> [Directive]: Retype the data below without altering anything.

> [The records]:
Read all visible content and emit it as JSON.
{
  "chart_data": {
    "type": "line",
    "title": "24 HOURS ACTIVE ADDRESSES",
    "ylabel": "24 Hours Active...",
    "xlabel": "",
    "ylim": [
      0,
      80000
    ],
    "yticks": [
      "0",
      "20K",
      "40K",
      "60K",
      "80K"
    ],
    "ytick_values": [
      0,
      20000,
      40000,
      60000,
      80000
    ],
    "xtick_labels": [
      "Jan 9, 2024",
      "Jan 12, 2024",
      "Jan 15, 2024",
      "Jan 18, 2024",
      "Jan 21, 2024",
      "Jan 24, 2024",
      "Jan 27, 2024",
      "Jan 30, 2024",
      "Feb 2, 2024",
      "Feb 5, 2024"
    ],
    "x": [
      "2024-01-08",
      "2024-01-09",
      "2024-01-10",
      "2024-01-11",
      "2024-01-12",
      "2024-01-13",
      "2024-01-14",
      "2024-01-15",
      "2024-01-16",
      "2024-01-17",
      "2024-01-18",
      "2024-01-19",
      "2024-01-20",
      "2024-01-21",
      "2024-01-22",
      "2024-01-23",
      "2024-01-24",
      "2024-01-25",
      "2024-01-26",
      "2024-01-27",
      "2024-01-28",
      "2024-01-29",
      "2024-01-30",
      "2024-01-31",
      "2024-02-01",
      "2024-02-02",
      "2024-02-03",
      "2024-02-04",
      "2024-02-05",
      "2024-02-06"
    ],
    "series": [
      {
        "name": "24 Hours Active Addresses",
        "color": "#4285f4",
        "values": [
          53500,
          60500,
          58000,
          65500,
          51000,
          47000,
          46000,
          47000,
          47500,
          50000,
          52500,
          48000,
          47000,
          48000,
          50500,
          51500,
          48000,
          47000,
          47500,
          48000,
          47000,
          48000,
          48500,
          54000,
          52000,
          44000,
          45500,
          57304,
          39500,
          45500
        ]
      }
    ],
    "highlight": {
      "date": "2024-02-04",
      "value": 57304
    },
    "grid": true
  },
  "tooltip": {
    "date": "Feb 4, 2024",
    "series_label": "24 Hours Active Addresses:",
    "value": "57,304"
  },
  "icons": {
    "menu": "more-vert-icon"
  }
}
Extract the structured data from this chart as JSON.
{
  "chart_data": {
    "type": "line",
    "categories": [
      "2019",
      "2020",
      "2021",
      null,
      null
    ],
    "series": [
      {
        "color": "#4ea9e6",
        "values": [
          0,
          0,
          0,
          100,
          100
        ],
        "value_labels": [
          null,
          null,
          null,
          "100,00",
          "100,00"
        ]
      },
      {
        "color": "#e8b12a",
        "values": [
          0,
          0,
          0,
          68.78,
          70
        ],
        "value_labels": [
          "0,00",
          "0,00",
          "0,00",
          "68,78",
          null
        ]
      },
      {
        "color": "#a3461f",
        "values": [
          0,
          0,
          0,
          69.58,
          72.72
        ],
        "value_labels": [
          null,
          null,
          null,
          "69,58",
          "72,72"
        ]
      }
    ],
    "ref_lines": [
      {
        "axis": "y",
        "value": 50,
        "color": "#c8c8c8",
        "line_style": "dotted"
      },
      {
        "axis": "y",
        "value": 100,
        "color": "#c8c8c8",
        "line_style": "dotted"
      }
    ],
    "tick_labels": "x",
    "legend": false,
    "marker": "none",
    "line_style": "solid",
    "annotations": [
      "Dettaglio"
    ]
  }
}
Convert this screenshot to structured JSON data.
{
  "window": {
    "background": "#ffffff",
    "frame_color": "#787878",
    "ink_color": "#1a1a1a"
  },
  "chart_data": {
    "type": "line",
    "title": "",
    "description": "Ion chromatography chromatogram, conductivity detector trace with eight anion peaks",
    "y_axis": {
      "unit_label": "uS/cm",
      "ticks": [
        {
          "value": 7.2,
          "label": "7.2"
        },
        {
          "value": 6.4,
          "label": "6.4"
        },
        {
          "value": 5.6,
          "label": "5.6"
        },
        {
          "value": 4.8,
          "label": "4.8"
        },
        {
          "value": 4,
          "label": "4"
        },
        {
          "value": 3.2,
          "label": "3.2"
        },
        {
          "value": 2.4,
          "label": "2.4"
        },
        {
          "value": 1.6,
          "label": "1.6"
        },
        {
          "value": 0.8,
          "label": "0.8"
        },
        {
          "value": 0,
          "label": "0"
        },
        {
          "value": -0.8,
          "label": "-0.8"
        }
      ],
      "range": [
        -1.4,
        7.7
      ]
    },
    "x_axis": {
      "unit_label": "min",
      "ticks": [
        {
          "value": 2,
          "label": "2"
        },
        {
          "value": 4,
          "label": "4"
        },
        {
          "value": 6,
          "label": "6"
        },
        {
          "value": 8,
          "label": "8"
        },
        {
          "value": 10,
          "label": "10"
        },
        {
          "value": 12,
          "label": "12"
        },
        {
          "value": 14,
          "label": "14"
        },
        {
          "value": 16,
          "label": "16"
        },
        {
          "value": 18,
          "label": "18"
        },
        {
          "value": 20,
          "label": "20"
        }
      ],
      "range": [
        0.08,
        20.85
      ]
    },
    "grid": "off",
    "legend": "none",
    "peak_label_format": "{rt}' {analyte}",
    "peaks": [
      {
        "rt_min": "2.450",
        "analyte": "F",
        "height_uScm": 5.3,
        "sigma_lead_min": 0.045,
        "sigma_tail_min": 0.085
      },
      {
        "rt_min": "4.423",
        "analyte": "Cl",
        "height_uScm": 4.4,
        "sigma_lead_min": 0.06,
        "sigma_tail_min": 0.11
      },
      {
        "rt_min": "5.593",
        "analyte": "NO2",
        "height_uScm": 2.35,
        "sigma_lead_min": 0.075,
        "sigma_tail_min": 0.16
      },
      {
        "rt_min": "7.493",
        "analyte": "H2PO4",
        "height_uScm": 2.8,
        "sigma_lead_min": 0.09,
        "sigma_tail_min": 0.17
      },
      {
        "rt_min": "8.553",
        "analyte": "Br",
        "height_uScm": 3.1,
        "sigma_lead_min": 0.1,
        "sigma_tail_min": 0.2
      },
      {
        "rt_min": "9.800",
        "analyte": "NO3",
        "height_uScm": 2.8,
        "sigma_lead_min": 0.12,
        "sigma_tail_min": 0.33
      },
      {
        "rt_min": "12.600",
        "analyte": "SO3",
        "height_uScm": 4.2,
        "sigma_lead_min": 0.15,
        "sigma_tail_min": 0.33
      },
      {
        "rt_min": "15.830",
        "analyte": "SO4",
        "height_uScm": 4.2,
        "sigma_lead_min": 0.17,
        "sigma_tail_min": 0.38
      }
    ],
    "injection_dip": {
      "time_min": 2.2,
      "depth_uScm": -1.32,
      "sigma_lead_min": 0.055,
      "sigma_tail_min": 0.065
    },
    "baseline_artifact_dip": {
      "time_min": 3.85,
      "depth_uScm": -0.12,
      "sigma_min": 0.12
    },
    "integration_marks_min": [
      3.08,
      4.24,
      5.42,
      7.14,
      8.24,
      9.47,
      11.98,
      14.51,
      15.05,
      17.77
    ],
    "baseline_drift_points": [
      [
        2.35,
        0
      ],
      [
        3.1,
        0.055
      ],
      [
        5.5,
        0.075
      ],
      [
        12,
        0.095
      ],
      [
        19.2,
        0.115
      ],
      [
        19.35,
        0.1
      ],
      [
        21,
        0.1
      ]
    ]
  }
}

> [Answer to this exercise]:
Read all visible content and emit it as JSON.
{
  "chart_data": {
    "type": "line",
    "title": "24 HOURS ACTIVE ADDRESSES",
    "ylabel": "24 Hours Active...",
    "xlabel": "",
    "ylim": [
      0,
      80000
    ],
    "yticks": [
      "0",
      "20K",
      "40K",
      "60K",
      "80K"
    ],
    "ytick_values": [
      0,
      20000,
      40000,
      60000,
      80000
    ],
    "xtick_labels": [
      "Jan 9, 2024",
      "Jan 12, 2024",
      "Jan 15, 2024",
      "Jan 18, 2024",
      "Jan 21, 2024",
      "Jan 24, 2024",
      "Jan 27, 2024",
      "Jan 30, 2024",
      "Feb 2, 2024",
      "Feb 5, 2024"
    ],
    "x": [
      "2024-01-08",
      "2024-01-09",
      "2024-01-10",
      "2024-01-11",
      "2024-01-12",
      "2024-01-13",
      "2024-01-14",
      "2024-01-15",
      "2024-01-16",
      "2024-01-17",
      "2024-01-18",
      "2024-01-19",
      "2024-01-20",
      "2024-01-21",
      "2024-01-22",
      "2024-01-23",
      "2024-01-24",
      "2024-01-25",
      "2024-01-26",
      "2024-01-27",
      "2024-01-28",
      "2024-01-29",
      "2024-01-30",
      "2024-01-31",
      "2024-02-01",
      "2024-02-02",
      "2024-02-03",
      "2024-02-04",
      "2024-02-05",
      "2024-02-06"
    ],
    "series": [
      {
        "name": "24 Hours Active Addresses",
        "color": "#4285f4",
        "values": [
          53500,
          60500,
          58000,
          65500,
          51000,
          47000,
          46000,
          47000,
          47500,
          50000,
          52500,
          48000,
          47000,
          48000,
          50500,
          51500,
          48000,
          47000,
          47500,
          48000,
          47000,
          48000,
          48500,
          54000,
          52000,
          44000,
          45500,
          57304,
          39500,
          45500
        ]
      }
    ],
    "highlight": {
      "date": "2024-02-04",
      "value": 57304
    },
    "grid": true
  },
  "tooltip": {
    "date": "Feb 4, 2024",
    "series_label": "24 Hours Active Addresses:",
    "value": "57,304"
  },
  "icons": {
    "menu": "more-vert-icon"
  }
}
Extract the structured data from this chart as JSON.
{
  "chart_data": {
    "type": "line",
    "categories": [
      "2019",
      "2020",
      "2021",
      null,
      null
    ],
    "series": [
      {
        "color": "#4ea9e6",
        "values": [
          0,
          0,
          0,
          100,
          100
        ],
        "value_labels": [
          null,
          null,
          null,
          "100,00",
          "100,00"
        ]
      },
      {
        "color": "#e8b12a",
        "values": [
          0,
          0,
          0,
          68.78,
          70
        ],
        "value_labels": [
          "0,00",
          "0,00",
          "0,00",
          "68,78",
          null
        ]
      },
      {
        "color": "#a3461f",
        "values": [
          0,
          0,
          0,
          69.58,
          72.72
        ],
        "value_labels": [
          null,
          null,
          null,
          "69,58",
          "72,72"
        ]
      }
    ],
    "ref_lines": [
      {
        "axis": "y",
        "value": 50,
        "color": "#c8c8c8",
        "line_style": "dotted"
      },
      {
        "axis": "y",
        "value": 100,
        "color": "#c8c8c8",
        "line_style": "dotted"
      }
    ],
    "tick_labels": "x",
    "legend": false,
    "marker": "none",
    "line_style": "solid",
    "annotations": [
      "Dettaglio"
    ]
  }
}
Convert this screenshot to structured JSON data.
{
  "window": {
    "background": "#ffffff",
    "frame_color": "#787878",
    "ink_color": "#1a1a1a"
  },
  "chart_data": {
    "type": "line",
    "title": "",
    "description": "Ion chromatography chromatogram, conductivity detector trace with eight anion peaks",
    "y_axis": {
      "unit_label": "uS/cm",
      "ticks": [
        {
          "value": 7.2,
          "label": "7.2"
        },
        {
          "value": 6.4,
          "label": "6.4"
        },
        {
          "value": 5.6,
          "label": "5.6"
        },
        {
          "value": 4.8,
          "label": "4.8"
        },
        {
          "value": 4,
          "label": "4"
        },
        {
          "value": 3.2,
          "label": "3.2"
        },
        {
          "value": 2.4,
          "label": "2.4"
        },
        {
          "value": 1.6,
          "label": "1.6"
        },
        {
          "value": 0.8,
          "label": "0.8"
        },
        {
          "value": 0,
          "label": "0"
        },
        {
          "value": -0.8,
          "label": "-0.8"
        }
      ],
      "range": [
        -1.4,
        7.7
      ]
    },
    "x_axis": {
      "unit_label": "min",
      "ticks": [
        {
          "value": 2,
          "label": "2"
        },
        {
          "value": 4,
          "label": "4"
        },
        {
          "value": 6,
          "label": "6"
        },
        {
          "value": 8,
          "label": "8"
        },
        {
          "value": 10,
          "label": "10"
        },
        {
          "value": 12,
          "label": "12"
        },
        {
          "value": 14,
          "label": "14"
        },
        {
          "value": 16,
          "label": "16"
        },
        {
          "value": 18,
          "label": "18"
        },
        {
          "value": 20,
          "label": "20"
        }
      ],
      "range": [
        0.08,
        20.85
      ]
    },
    "grid": "off",
    "legend": "none",
    "peak_label_format": "{rt}' {analyte}",
    "peaks": [
      {
        "rt_min": "2.450",
        "analyte": "F",
        "height_uScm": 5.3,
        "sigma_lead_min": 0.045,
        "sigma_tail_min": 0.085
      },
      {
        "rt_min": "4.423",
        "analyte": "Cl",
        "height_uScm": 4.4,
        "sigma_lead_min": 0.06,
        "sigma_tail_min": 0.11
      },
      {
        "rt_min": "5.593",
        "analyte": "NO2",
        "height_uScm": 2.35,
        "sigma_lead_min": 0.075,
        "sigma_tail_min": 0.16
      },
      {
        "rt_min": "7.493",
        "analyte": "H2PO4",
        "height_uScm": 2.8,
        "sigma_lead_min": 0.09,
        "sigma_tail_min": 0.17
      },
      {
        "rt_min": "8.553",
        "analyte": "Br",
        "height_uScm": 3.1,
        "sigma_lead_min": 0.1,
        "sigma_tail_min": 0.2
      },
      {
        "rt_min": "9.800",
        "analyte": "NO3",
        "height_uScm": 2.8,
        "sigma_lead_min": 0.12,
        "sigma_tail_min": 0.33
      },
      {
        "rt_min": "12.600",
        "analyte": "SO3",
        "height_uScm": 4.2,
        "sigma_lead_min": 0.15,
        "sigma_tail_min": 0.33
      },
      {
        "rt_min": "15.830",
        "analyte": "SO4",
        "height_uScm": 4.2,
        "sigma_lead_min": 0.17,
        "sigma_tail_min": 0.38
      }
    ],
    "injection_dip": {
      "time_min": 2.2,
      "depth_uScm": -1.32,
      "sigma_lead_min": 0.055,
      "sigma_tail_min": 0.065
    },
    "baseline_artifact_dip": {
      "time_min": 3.85,
      "depth_uScm": -0.12,
      "sigma_min": 0.12
    },
    "integration_marks_min": [
      3.08,
      4.24,
      5.42,
      7.14,
      8.24,
      9.47,
      11.98,
      14.51,
      15.05,
      17.77
    ],
    "baseline_drift_points": [
      [
        2.35,
        0
      ],
      [
        3.1,
        0.055
      ],
      [
        5.5,
        0.075
      ],
      [
        12,
        0.095
      ],
      [
        19.2,
        0.115
      ],
      [
        19.35,
        0.1
      ],
      [
        21,
        0.1
      ]
    ]
  }
}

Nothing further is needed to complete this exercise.